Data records
******************************

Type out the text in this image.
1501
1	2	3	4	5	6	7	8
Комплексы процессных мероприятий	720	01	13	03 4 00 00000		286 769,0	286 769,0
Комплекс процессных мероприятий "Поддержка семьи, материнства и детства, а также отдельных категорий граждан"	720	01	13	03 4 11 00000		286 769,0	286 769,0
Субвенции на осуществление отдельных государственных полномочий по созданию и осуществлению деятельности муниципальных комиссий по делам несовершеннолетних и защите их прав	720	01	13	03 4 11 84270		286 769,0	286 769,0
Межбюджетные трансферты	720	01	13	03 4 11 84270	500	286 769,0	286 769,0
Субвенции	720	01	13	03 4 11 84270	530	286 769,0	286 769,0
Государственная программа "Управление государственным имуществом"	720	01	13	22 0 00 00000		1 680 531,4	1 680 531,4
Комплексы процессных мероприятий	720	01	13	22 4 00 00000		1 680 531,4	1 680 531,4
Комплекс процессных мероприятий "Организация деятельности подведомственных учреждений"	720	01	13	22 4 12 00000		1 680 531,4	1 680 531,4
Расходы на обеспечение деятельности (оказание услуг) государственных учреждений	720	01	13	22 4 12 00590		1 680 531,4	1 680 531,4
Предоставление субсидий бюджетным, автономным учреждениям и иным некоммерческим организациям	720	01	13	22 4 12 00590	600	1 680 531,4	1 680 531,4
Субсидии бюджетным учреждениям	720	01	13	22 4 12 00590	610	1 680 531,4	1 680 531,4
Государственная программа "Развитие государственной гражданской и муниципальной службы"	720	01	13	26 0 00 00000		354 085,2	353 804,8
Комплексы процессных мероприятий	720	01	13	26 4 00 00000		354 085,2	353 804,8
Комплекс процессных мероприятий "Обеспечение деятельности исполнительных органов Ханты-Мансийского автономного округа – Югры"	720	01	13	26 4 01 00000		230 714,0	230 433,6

******************************

> **STATED PROBLEM**
Please set down the whole listing above without altering a single line.

> **EXERCISE OUTPUT**
Type out the text in this image.
1501
1	2	3	4	5	6	7	8
Комплексы процессных мероприятий	720	01	13	03 4 00 00000		286 769,0	286 769,0
Комплекс процессных мероприятий "Поддержка семьи, материнства и детства, а также отдельных категорий граждан"	720	01	13	03 4 11 00000		286 769,0	286 769,0
Субвенции на осуществление отдельных государственных полномочий по созданию и осуществлению деятельности муниципальных комиссий по делам несовершеннолетних и защите их прав	720	01	13	03 4 11 84270		286 769,0	286 769,0
Межбюджетные трансферты	720	01	13	03 4 11 84270	500	286 769,0	286 769,0
Субвенции	720	01	13	03 4 11 84270	530	286 769,0	286 769,0
Государственная программа "Управление государственным имуществом"	720	01	13	22 0 00 00000		1 680 531,4	1 680 531,4
Комплексы процессных мероприятий	720	01	13	22 4 00 00000		1 680 531,4	1 680 531,4
Комплекс процессных мероприятий "Организация деятельности подведомственных учреждений"	720	01	13	22 4 12 00000		1 680 531,4	1 680 531,4
Расходы на обеспечение деятельности (оказание услуг) государственных учреждений	720	01	13	22 4 12 00590		1 680 531,4	1 680 531,4
Предоставление субсидий бюджетным, автономным учреждениям и иным некоммерческим организациям	720	01	13	22 4 12 00590	600	1 680 531,4	1 680 531,4
Субсидии бюджетным учреждениям	720	01	13	22 4 12 00590	610	1 680 531,4	1 680 531,4
Государственная программа "Развитие государственной гражданской и муниципальной службы"	720	01	13	26 0 00 00000		354 085,2	353 804,8
Комплексы процессных мероприятий	720	01	13	26 4 00 00000		354 085,2	353 804,8
Комплекс процессных мероприятий "Обеспечение деятельности исполнительных органов Ханты-Мансийского автономного округа – Югры"	720	01	13	26 4 01 00000		230 714,0	230 433,6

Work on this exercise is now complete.